— Start Supplied records —

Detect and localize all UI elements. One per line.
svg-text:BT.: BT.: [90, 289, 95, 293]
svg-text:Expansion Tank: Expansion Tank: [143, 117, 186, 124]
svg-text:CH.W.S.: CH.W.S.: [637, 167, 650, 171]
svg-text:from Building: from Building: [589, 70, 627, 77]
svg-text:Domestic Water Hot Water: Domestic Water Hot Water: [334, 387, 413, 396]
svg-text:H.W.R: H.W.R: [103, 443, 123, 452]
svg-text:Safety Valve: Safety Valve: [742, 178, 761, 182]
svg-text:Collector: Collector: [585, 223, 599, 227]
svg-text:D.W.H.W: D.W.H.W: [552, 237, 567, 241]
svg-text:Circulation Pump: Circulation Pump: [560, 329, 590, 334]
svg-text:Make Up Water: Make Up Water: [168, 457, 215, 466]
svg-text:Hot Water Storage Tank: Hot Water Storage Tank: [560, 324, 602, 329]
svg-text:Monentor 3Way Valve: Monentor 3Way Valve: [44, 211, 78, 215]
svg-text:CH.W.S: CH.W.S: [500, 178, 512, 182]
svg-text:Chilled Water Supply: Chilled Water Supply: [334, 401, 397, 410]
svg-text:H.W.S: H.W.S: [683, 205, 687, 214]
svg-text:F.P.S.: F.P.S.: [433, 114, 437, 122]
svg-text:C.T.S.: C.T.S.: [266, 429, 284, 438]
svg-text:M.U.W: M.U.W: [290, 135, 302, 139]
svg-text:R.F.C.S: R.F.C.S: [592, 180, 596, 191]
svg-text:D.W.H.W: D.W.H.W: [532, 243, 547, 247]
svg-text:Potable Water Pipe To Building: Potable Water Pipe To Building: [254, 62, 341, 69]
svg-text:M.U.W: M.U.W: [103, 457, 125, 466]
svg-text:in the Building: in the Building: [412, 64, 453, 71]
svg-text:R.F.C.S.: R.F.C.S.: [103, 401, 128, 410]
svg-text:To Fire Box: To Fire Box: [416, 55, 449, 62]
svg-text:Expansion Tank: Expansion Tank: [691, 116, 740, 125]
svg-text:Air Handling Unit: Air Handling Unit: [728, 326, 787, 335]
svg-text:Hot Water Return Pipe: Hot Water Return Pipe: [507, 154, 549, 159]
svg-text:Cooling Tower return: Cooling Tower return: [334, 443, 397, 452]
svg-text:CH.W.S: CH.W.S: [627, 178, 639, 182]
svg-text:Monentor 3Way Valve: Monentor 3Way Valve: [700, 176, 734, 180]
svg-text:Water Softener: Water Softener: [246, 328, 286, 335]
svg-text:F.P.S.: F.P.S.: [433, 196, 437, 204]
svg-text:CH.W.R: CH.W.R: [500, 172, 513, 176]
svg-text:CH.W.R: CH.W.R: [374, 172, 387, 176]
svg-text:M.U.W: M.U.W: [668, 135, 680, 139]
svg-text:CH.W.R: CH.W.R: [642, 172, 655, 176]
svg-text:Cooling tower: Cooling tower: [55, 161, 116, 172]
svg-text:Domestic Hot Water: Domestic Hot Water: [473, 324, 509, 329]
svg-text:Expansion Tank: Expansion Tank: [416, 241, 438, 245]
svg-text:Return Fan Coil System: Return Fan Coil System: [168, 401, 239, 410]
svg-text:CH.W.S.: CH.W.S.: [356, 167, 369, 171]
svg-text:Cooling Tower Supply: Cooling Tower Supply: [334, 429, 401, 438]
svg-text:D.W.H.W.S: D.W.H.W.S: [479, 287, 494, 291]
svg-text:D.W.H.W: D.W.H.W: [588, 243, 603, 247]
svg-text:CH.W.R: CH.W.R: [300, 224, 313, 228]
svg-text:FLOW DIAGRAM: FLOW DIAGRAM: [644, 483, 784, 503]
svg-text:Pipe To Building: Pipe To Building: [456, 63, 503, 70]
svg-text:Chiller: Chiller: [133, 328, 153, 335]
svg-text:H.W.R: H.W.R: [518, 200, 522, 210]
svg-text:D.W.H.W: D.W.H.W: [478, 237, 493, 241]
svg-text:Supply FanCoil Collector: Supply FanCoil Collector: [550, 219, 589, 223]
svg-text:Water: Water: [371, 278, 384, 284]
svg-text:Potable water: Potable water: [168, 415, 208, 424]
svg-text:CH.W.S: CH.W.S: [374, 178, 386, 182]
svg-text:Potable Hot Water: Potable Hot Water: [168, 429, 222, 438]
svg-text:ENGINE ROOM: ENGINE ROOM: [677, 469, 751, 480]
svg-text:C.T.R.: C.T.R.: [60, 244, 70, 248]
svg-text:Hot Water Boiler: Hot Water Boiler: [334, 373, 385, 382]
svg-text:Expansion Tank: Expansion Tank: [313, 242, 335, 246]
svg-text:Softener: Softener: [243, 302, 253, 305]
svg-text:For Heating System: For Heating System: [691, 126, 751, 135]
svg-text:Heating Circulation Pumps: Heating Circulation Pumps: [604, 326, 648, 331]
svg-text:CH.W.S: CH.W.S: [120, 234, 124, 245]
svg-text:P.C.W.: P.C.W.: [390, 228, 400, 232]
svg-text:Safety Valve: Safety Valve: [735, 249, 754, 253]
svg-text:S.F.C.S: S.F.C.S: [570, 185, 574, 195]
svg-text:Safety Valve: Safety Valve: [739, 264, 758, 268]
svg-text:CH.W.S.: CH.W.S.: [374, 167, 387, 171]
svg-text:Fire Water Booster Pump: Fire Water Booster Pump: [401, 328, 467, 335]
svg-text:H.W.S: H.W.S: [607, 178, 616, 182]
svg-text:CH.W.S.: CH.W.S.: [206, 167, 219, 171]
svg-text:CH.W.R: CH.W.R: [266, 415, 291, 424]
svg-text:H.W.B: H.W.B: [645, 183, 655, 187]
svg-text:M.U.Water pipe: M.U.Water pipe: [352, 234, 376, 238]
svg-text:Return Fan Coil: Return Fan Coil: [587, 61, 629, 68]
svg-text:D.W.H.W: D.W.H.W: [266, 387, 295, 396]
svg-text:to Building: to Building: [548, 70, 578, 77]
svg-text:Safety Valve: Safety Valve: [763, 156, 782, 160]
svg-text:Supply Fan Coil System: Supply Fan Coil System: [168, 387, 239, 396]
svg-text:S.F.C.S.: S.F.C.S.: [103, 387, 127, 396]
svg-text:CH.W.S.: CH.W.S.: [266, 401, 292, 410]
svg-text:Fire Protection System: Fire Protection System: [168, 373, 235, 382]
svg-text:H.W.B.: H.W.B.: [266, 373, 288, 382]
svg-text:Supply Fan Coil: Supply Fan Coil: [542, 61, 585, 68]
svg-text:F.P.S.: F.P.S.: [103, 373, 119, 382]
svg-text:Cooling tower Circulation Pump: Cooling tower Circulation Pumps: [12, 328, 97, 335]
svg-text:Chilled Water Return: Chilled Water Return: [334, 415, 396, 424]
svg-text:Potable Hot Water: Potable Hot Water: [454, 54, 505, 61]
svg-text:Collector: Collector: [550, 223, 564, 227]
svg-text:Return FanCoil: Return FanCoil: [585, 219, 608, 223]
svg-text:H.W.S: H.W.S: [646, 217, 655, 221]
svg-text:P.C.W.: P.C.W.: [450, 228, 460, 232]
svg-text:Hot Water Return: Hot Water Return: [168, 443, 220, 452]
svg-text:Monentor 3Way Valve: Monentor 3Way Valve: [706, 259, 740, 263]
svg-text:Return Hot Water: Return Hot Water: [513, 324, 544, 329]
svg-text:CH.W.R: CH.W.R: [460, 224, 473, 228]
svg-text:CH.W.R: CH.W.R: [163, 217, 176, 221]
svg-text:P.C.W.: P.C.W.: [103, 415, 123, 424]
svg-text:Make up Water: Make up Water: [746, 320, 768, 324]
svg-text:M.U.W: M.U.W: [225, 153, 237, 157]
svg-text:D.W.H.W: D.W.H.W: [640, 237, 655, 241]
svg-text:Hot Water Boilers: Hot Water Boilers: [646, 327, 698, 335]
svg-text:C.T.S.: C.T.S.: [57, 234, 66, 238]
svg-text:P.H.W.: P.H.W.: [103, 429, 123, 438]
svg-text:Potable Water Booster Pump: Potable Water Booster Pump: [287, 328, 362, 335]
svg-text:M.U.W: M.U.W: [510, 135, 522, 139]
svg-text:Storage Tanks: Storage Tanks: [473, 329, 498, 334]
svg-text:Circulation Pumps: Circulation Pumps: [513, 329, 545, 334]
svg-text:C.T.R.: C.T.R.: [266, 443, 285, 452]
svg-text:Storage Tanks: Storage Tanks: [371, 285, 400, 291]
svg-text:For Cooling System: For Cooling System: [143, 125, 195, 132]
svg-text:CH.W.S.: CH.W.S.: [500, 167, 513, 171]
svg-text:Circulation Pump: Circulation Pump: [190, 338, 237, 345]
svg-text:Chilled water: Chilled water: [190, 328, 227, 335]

— End Supplied records —

Task goal:
Copy out the lines from the start of the records through the line containing "svg-text:Hot Water Return Pipe: Hot", keeping both ends.

Task solution:
Detect and localize all UI elements. One per line.
svg-text:BT.: BT.: [90, 289, 95, 293]
svg-text:Expansion Tank: Expansion Tank: [143, 117, 186, 124]
svg-text:CH.W.S.: CH.W.S.: [637, 167, 650, 171]
svg-text:from Building: from Building: [589, 70, 627, 77]
svg-text:Domestic Water Hot Water: Domestic Water Hot Water: [334, 387, 413, 396]
svg-text:H.W.R: H.W.R: [103, 443, 123, 452]
svg-text:Safety Valve: Safety Valve: [742, 178, 761, 182]
svg-text:Collector: Collector: [585, 223, 599, 227]
svg-text:D.W.H.W: D.W.H.W: [552, 237, 567, 241]
svg-text:Circulation Pump: Circulation Pump: [560, 329, 590, 334]
svg-text:Make Up Water: Make Up Water: [168, 457, 215, 466]
svg-text:Hot Water Storage Tank: Hot Water Storage Tank: [560, 324, 602, 329]
svg-text:Monentor 3Way Valve: Monentor 3Way Valve: [44, 211, 78, 215]
svg-text:CH.W.S: CH.W.S: [500, 178, 512, 182]
svg-text:Chilled Water Supply: Chilled Water Supply: [334, 401, 397, 410]
svg-text:H.W.S: H.W.S: [683, 205, 687, 214]
svg-text:F.P.S.: F.P.S.: [433, 114, 437, 122]
svg-text:C.T.S.: C.T.S.: [266, 429, 284, 438]
svg-text:M.U.W: M.U.W: [290, 135, 302, 139]
svg-text:R.F.C.S: R.F.C.S: [592, 180, 596, 191]
svg-text:D.W.H.W: D.W.H.W: [532, 243, 547, 247]
svg-text:Potable Water Pipe To Building: Potable Water Pipe To Building: [254, 62, 341, 69]
svg-text:M.U.W: M.U.W: [103, 457, 125, 466]
svg-text:in the Building: in the Building: [412, 64, 453, 71]
svg-text:R.F.C.S.: R.F.C.S.: [103, 401, 128, 410]
svg-text:To Fire Box: To Fire Box: [416, 55, 449, 62]
svg-text:Expansion Tank: Expansion Tank: [691, 116, 740, 125]
svg-text:Air Handling Unit: Air Handling Unit: [728, 326, 787, 335]
svg-text:Hot Water Return Pipe: Hot Water Return Pipe: [507, 154, 549, 159]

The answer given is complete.